◆ **WRITTEN EXERCISE**
Rewrite the entries from the line containing "List UI elements" through the line containing "series-line — [589, 68, 828, 216]", replacing "pixel coordinates" with "pixel positions" and keeping everything else unchanged. Leave the picture out of your answer.

### MATERIAL PROVIDED

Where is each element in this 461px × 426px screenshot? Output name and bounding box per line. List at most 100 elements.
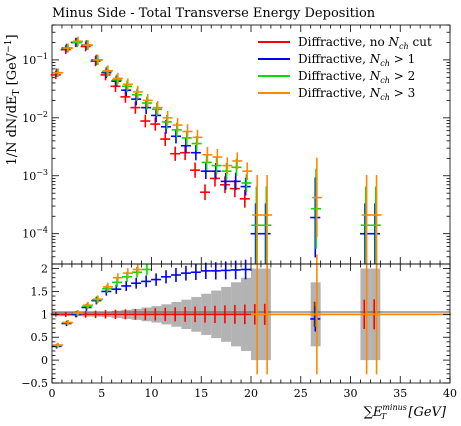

######
### MATERIAL PROVIDED

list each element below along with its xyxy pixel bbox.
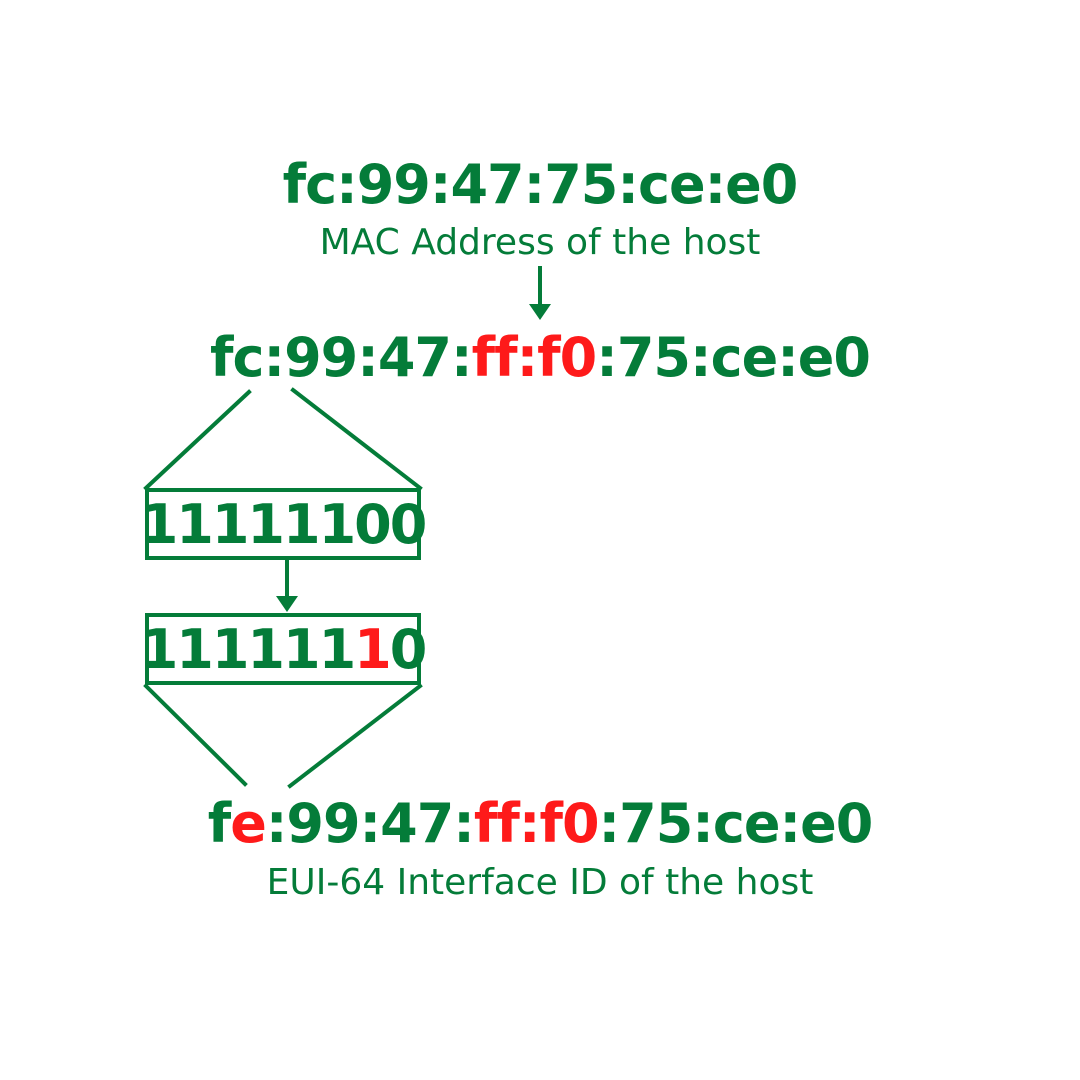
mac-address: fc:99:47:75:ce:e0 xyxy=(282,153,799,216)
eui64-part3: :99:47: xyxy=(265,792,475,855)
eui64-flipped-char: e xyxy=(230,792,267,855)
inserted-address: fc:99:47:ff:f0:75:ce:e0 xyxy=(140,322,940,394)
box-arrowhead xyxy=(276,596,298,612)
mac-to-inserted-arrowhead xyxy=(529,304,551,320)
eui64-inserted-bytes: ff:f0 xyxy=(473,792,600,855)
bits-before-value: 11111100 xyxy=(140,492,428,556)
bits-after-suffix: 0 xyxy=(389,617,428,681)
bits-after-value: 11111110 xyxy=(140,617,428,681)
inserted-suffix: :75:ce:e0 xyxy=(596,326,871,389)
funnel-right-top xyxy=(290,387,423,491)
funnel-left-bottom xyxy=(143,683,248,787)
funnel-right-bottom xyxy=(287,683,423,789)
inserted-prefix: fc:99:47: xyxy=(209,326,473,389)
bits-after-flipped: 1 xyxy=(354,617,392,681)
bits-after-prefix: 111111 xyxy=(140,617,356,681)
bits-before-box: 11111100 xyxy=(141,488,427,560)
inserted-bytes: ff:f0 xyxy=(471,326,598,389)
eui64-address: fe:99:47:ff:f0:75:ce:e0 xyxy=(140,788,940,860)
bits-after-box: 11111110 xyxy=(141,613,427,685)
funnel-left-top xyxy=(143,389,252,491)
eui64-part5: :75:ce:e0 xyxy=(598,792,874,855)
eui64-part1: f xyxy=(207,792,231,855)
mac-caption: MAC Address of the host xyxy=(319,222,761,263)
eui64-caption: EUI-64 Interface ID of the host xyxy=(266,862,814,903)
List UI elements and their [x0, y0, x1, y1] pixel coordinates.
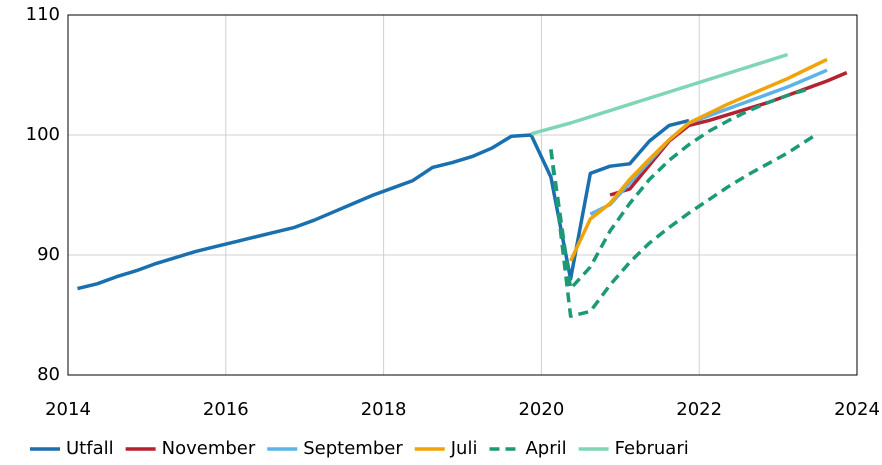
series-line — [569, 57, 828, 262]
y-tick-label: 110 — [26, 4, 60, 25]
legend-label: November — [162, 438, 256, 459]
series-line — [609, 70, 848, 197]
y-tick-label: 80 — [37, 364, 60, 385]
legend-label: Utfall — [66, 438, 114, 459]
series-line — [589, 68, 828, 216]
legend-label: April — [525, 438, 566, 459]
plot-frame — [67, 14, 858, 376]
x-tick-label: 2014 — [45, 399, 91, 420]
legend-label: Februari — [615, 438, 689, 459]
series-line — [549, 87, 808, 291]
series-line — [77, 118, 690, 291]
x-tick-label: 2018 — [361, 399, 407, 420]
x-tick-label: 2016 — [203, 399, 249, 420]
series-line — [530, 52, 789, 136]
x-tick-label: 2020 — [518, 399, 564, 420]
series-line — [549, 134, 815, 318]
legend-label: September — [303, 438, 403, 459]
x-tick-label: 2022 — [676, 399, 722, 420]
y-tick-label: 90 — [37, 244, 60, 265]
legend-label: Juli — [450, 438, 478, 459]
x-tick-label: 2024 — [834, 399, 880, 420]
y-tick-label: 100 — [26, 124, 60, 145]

######

◆ **RESPONSE FOR THIS EXERCISE**
List UI elements and their [x0, y0, x1, y1] pixel positions.
series-line — [569, 57, 828, 262]
y-tick-label: 110 — [26, 4, 60, 25]
legend-label: November — [162, 438, 256, 459]
series-line — [609, 70, 848, 197]
y-tick-label: 80 — [37, 364, 60, 385]
legend-label: Utfall — [66, 438, 114, 459]
series-line — [589, 68, 828, 216]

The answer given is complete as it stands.